→ **Exercise brief**: Show every line of the records below that contains the word "ylabel".

[Material for this task Boundary: Start]

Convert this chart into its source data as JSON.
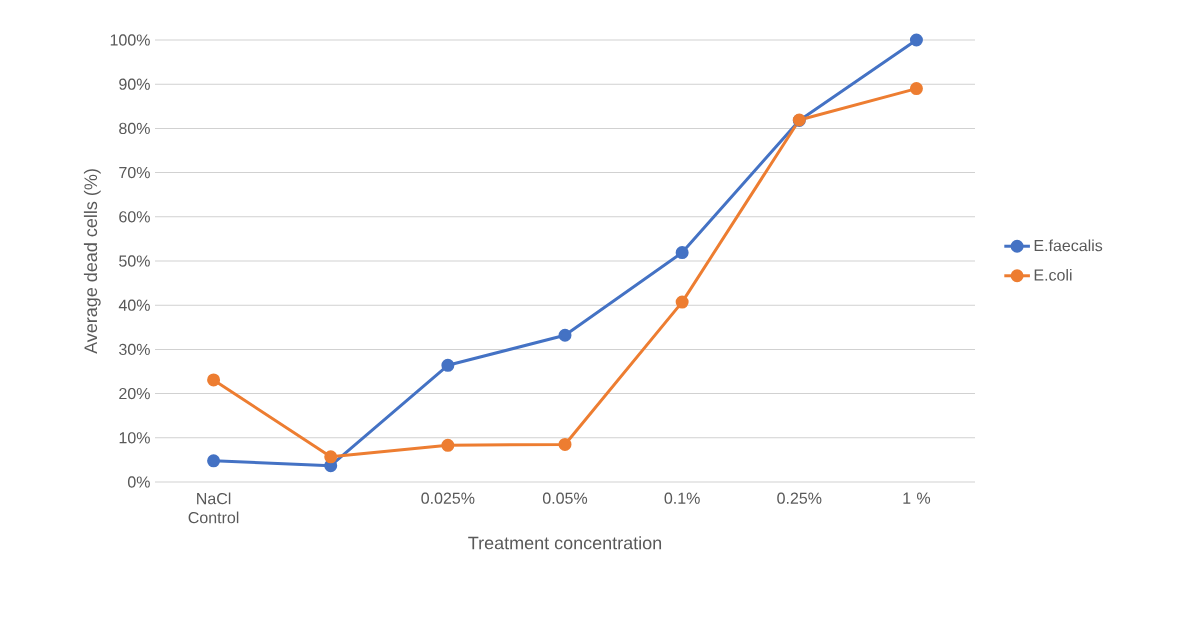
{
  "chart_data": {
    "type": "line",
    "xlabel": "Treatment concentration",
    "ylabel": "Average dead cells (%)",
    "categories": [
      "NaCl Control",
      null,
      "0.025%",
      "0.05%",
      "0.1%",
      "0.25%",
      "1 %"
    ],
    "series": [
      {
        "name": "E.faecalis",
        "color": "#4472c4",
        "values": [
          4.8,
          3.7,
          26.4,
          33.2,
          51.9,
          81.8,
          100
        ]
      },
      {
        "name": "E.coli",
        "color": "#ed7d31",
        "values": [
          23.1,
          5.7,
          8.3,
          8.5,
          40.7,
          81.9,
          89.0
        ]
      }
    ],
    "ylim": [
      0,
      100
    ],
    "yticks": [
      {
        "value": 0,
        "label": "0%"
      },
      {
        "value": 10,
        "label": "10%"
      },
      {
        "value": 20,
        "label": "20%"
      },
      {
        "value": 30,
        "label": "30%"
      },
      {
        "value": 40,
        "label": "40%"
      },
      {
        "value": 50,
        "label": "50%"
      },
      {
        "value": 60,
        "label": "60%"
      },
      {
        "value": 70,
        "label": "70%"
      },
      {
        "value": 80,
        "label": "80%"
      },
      {
        "value": 90,
        "label": "90%"
      },
      {
        "value": 100,
        "label": "100%"
      }
    ],
    "grid": "y",
    "legend": "right",
    "marker": "circle",
    "line_style": "solid"
  }
}
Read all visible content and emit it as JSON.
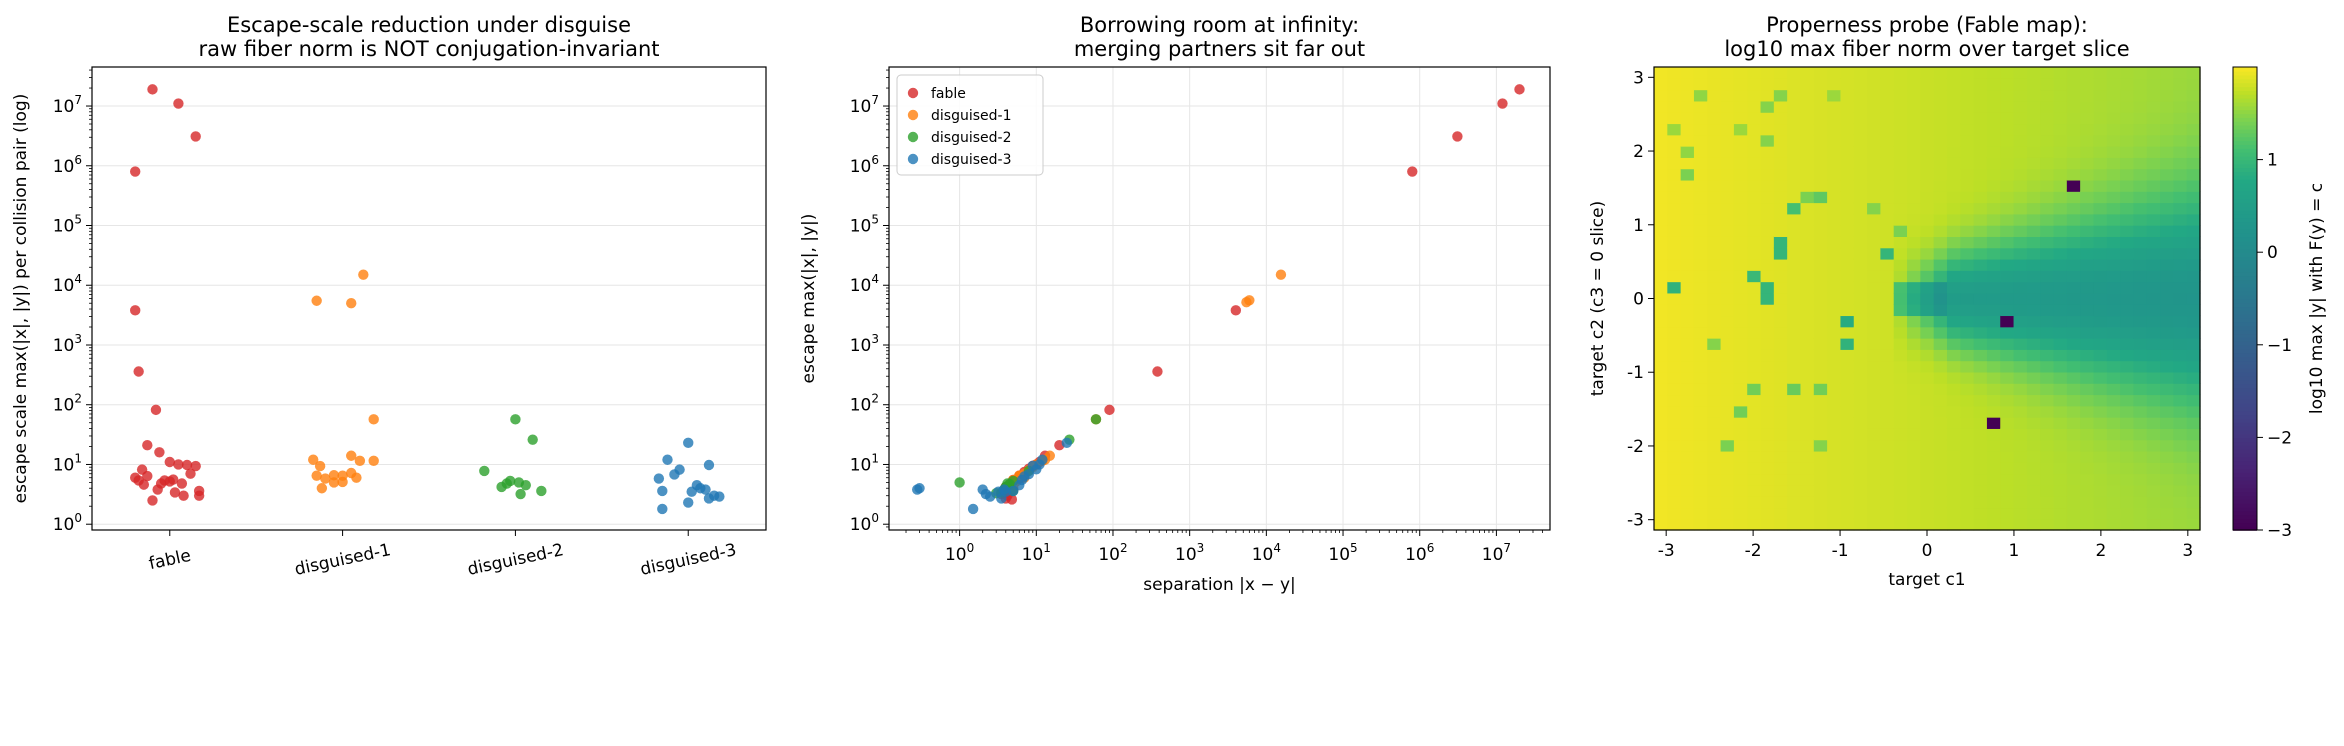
{
  "figure": {
    "panels": [
      "escape-scale-panel",
      "borrowing-room-panel",
      "properness-panel"
    ]
  },
  "chart_data": [
    {
      "type": "scatter",
      "title": "Escape-scale reduction under disguise\nraw fiber norm is NOT conjugation-invariant",
      "xlabel": "",
      "ylabel": "escape scale  max(|x|, |y|) per collision pair  (log)",
      "yscale": "log",
      "ylim": [
        0.8,
        45000000
      ],
      "categories": [
        "fable",
        "disguised-1",
        "disguised-2",
        "disguised-3"
      ],
      "yticks": [
        1,
        10,
        100,
        1000,
        10000,
        100000,
        1000000,
        10000000
      ],
      "ytick_labels": [
        "10^0",
        "10^1",
        "10^2",
        "10^3",
        "10^4",
        "10^5",
        "10^6",
        "10^7"
      ],
      "grid": "y",
      "series": [
        {
          "category": "fable",
          "color": "#d62728",
          "points": [
            [
              -0.2,
              800000
            ],
            [
              -0.1,
              19000000
            ],
            [
              0.05,
              11000000
            ],
            [
              0.15,
              3100000
            ],
            [
              -0.2,
              3800
            ],
            [
              -0.18,
              360
            ],
            [
              -0.08,
              82
            ],
            [
              -0.13,
              21
            ],
            [
              0.0,
              11
            ],
            [
              0.05,
              10
            ],
            [
              0.1,
              9.8
            ],
            [
              0.15,
              9.4
            ],
            [
              -0.06,
              16
            ],
            [
              -0.16,
              8.2
            ],
            [
              -0.2,
              6.0
            ],
            [
              -0.15,
              4.6
            ],
            [
              -0.1,
              2.5
            ],
            [
              -0.05,
              4.8
            ],
            [
              0.0,
              5.2
            ],
            [
              0.03,
              3.4
            ],
            [
              0.08,
              3.0
            ],
            [
              0.12,
              7.0
            ],
            [
              0.17,
              3.6
            ],
            [
              0.17,
              3.0
            ],
            [
              -0.13,
              6.4
            ],
            [
              -0.07,
              3.8
            ],
            [
              0.02,
              5.6
            ],
            [
              0.07,
              4.8
            ],
            [
              -0.03,
              5.4
            ],
            [
              -0.18,
              5.4
            ]
          ]
        },
        {
          "category": "disguised-1",
          "color": "#ff7f0e",
          "points": [
            [
              -0.15,
              5500
            ],
            [
              0.05,
              5000
            ],
            [
              0.12,
              15000
            ],
            [
              0.18,
              57
            ],
            [
              -0.17,
              12
            ],
            [
              -0.13,
              9.4
            ],
            [
              -0.05,
              6.6
            ],
            [
              0.05,
              14
            ],
            [
              0.1,
              11.5
            ],
            [
              0.18,
              11.5
            ],
            [
              -0.15,
              6.5
            ],
            [
              -0.1,
              5.8
            ],
            [
              -0.05,
              5.0
            ],
            [
              0.0,
              6.5
            ],
            [
              0.05,
              7.2
            ],
            [
              -0.12,
              4.0
            ],
            [
              0.0,
              5.1
            ],
            [
              0.08,
              6.0
            ]
          ]
        },
        {
          "category": "disguised-2",
          "color": "#2ca02c",
          "points": [
            [
              -0.18,
              7.8
            ],
            [
              0.0,
              57
            ],
            [
              0.1,
              26
            ],
            [
              -0.08,
              4.2
            ],
            [
              -0.03,
              5.3
            ],
            [
              0.02,
              5.0
            ],
            [
              0.03,
              3.2
            ],
            [
              0.06,
              4.5
            ],
            [
              0.15,
              3.6
            ],
            [
              -0.05,
              4.8
            ]
          ]
        },
        {
          "category": "disguised-3",
          "color": "#1f77b4",
          "points": [
            [
              -0.12,
              12
            ],
            [
              0.0,
              23
            ],
            [
              -0.05,
              8.2
            ],
            [
              0.12,
              9.8
            ],
            [
              -0.17,
              5.8
            ],
            [
              -0.08,
              6.8
            ],
            [
              0.05,
              4.5
            ],
            [
              0.1,
              3.8
            ],
            [
              -0.15,
              3.6
            ],
            [
              0.02,
              3.5
            ],
            [
              0.07,
              4.0
            ],
            [
              0.15,
              3.0
            ],
            [
              0.18,
              2.9
            ],
            [
              0.12,
              2.7
            ],
            [
              -0.15,
              1.8
            ],
            [
              0.0,
              2.3
            ]
          ]
        }
      ]
    },
    {
      "type": "scatter",
      "title": "Borrowing room at infinity:\nmerging partners sit far out",
      "xlabel": "separation |x − y|",
      "ylabel": "escape max(|x|, |y|)",
      "xscale": "log",
      "yscale": "log",
      "xlim": [
        0.12,
        50000000
      ],
      "ylim": [
        0.8,
        45000000
      ],
      "xticks": [
        1,
        10,
        100,
        1000,
        10000,
        100000,
        1000000,
        10000000
      ],
      "yticks": [
        1,
        10,
        100,
        1000,
        10000,
        100000,
        1000000,
        10000000
      ],
      "grid": "both",
      "legend": {
        "placement": "top-left",
        "entries": [
          "fable",
          "disguised-1",
          "disguised-2",
          "disguised-3"
        ]
      },
      "series": [
        {
          "name": "fable",
          "color": "#d62728",
          "points": [
            [
              800000,
              800000
            ],
            [
              20000000,
              19000000
            ],
            [
              12000000,
              11000000
            ],
            [
              3100000,
              3100000
            ],
            [
              4000,
              3800
            ],
            [
              380,
              360
            ],
            [
              90,
              82
            ],
            [
              20,
              21
            ],
            [
              11,
              11
            ],
            [
              10,
              10
            ],
            [
              9,
              9.5
            ],
            [
              8,
              8.5
            ],
            [
              13,
              14
            ],
            [
              7,
              7.5
            ],
            [
              6,
              6.5
            ],
            [
              5,
              5.5
            ],
            [
              4,
              4.2
            ],
            [
              4.5,
              4.6
            ],
            [
              5.2,
              5.0
            ],
            [
              3.5,
              3.2
            ],
            [
              3.8,
              3.3
            ],
            [
              4.2,
              3.0
            ],
            [
              6.5,
              6.0
            ],
            [
              5.0,
              3.8
            ],
            [
              4.0,
              2.7
            ],
            [
              4.8,
              2.6
            ]
          ]
        },
        {
          "name": "disguised-1",
          "color": "#ff7f0e",
          "points": [
            [
              5500,
              5200
            ],
            [
              6000,
              5600
            ],
            [
              15500,
              15000
            ],
            [
              60,
              57
            ],
            [
              13,
              12
            ],
            [
              10,
              10
            ],
            [
              7,
              7
            ],
            [
              15,
              14
            ],
            [
              12,
              11.5
            ],
            [
              8,
              8
            ],
            [
              6,
              6.5
            ],
            [
              5,
              5.5
            ],
            [
              4.5,
              4.6
            ],
            [
              5.5,
              5.2
            ],
            [
              6,
              6.4
            ],
            [
              9,
              9
            ],
            [
              7,
              6
            ],
            [
              5,
              4
            ]
          ]
        },
        {
          "name": "disguised-2",
          "color": "#2ca02c",
          "points": [
            [
              60,
              57
            ],
            [
              27,
              26
            ],
            [
              8,
              7.8
            ],
            [
              5,
              5.3
            ],
            [
              4.5,
              4.7
            ],
            [
              4,
              4.2
            ],
            [
              3.8,
              3.8
            ],
            [
              3.5,
              3.4
            ],
            [
              1,
              5
            ],
            [
              3,
              3.3
            ],
            [
              4.2,
              4.8
            ],
            [
              5,
              3.6
            ]
          ]
        },
        {
          "name": "disguised-3",
          "color": "#1f77b4",
          "points": [
            [
              0.3,
              4
            ],
            [
              0.28,
              3.8
            ],
            [
              1.5,
              1.8
            ],
            [
              2,
              3.8
            ],
            [
              2.2,
              3.2
            ],
            [
              2.5,
              2.9
            ],
            [
              3.2,
              3.5
            ],
            [
              3.5,
              2.7
            ],
            [
              4,
              3.5
            ],
            [
              6,
              4.5
            ],
            [
              7,
              6.3
            ],
            [
              8,
              6.9
            ],
            [
              10,
              8.3
            ],
            [
              11,
              10
            ],
            [
              12,
              12
            ],
            [
              25,
              23
            ],
            [
              3.8,
              3.8
            ],
            [
              5,
              3.6
            ],
            [
              9,
              9.5
            ],
            [
              6.5,
              5.5
            ]
          ]
        }
      ]
    },
    {
      "type": "heatmap",
      "title": "Properness probe (Fable map):\nlog10 max fiber norm over target slice",
      "xlabel": "target c1",
      "ylabel": "target c2  (c3 = 0 slice)",
      "xlim": [
        -3.14,
        3.14
      ],
      "ylim": [
        -3.14,
        3.14
      ],
      "xticks": [
        -3,
        -2,
        -1,
        0,
        1,
        2,
        3
      ],
      "yticks": [
        -3,
        -2,
        -1,
        0,
        1,
        2,
        3
      ],
      "grid_size": [
        41,
        41
      ],
      "colormap": "viridis",
      "colorbar": {
        "label": "log10 max |y| with F(y) = c",
        "range": [
          -3,
          2.0
        ],
        "ticks": [
          -3,
          -2,
          -1,
          0,
          1
        ]
      },
      "field": "Value is about 1.95 near c1 = -3 and falls smoothly to about 1.55 near c1 = 3. For c1 > 0 there is a trough centred on c2 = 0 (about 0.1 to 0.5), ringed by contours that bulge out to |c2| of about 1.3 on the right. Scattered single cells of about 0.6 to 1.2 fall to the left of c1 = -0.3.",
      "base_left": 1.95,
      "base_right": 1.55,
      "hot_cells": [
        [
          -2.95,
          0.08,
          0.9
        ],
        [
          -2.85,
          2.28,
          1.55
        ],
        [
          -2.7,
          1.75,
          1.4
        ],
        [
          -2.7,
          2.05,
          1.5
        ],
        [
          -2.55,
          2.7,
          1.5
        ],
        [
          -2.5,
          -0.55,
          1.45
        ],
        [
          -2.35,
          -1.95,
          1.4
        ],
        [
          -2.2,
          2.3,
          1.55
        ],
        [
          -2.2,
          -1.5,
          1.35
        ],
        [
          -2.05,
          0.3,
          1.0
        ],
        [
          -2.05,
          -1.2,
          1.35
        ],
        [
          -1.9,
          2.65,
          1.45
        ],
        [
          -1.9,
          2.2,
          1.45
        ],
        [
          -1.9,
          0.05,
          0.95
        ],
        [
          -1.9,
          0.15,
          0.95
        ],
        [
          -1.75,
          0.55,
          0.95
        ],
        [
          -1.75,
          0.7,
          0.95
        ],
        [
          -1.75,
          2.75,
          1.45
        ],
        [
          -1.6,
          -1.2,
          1.3
        ],
        [
          -1.6,
          1.15,
          1.1
        ],
        [
          -1.45,
          1.45,
          1.4
        ],
        [
          -1.3,
          1.35,
          1.1
        ],
        [
          -1.2,
          -1.2,
          1.35
        ],
        [
          -1.2,
          -1.95,
          1.45
        ],
        [
          -1.2,
          1.35,
          1.25
        ],
        [
          -0.9,
          -0.3,
          0.8
        ],
        [
          -0.9,
          -0.65,
          0.9
        ],
        [
          -1.05,
          2.8,
          1.55
        ],
        [
          -0.6,
          1.2,
          1.45
        ],
        [
          -0.45,
          0.55,
          0.95
        ],
        [
          -0.3,
          0.95,
          1.4
        ]
      ],
      "cold_cells": [
        [
          1.7,
          1.55,
          -3
        ],
        [
          0.85,
          -0.3,
          -3
        ],
        [
          0.8,
          -1.75,
          -3
        ]
      ]
    }
  ]
}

[Material for this task Boundary: End]

→ **The answer**:
    "ylabel": "Average dead cells (%)",
      "ylabel": "escape scale  max(|x|, |y|) per collision pair  (log)",
      "ylabel": "escape max(|x|, |y|)",
      "ylabel": "target c2  (c3 = 0 slice)",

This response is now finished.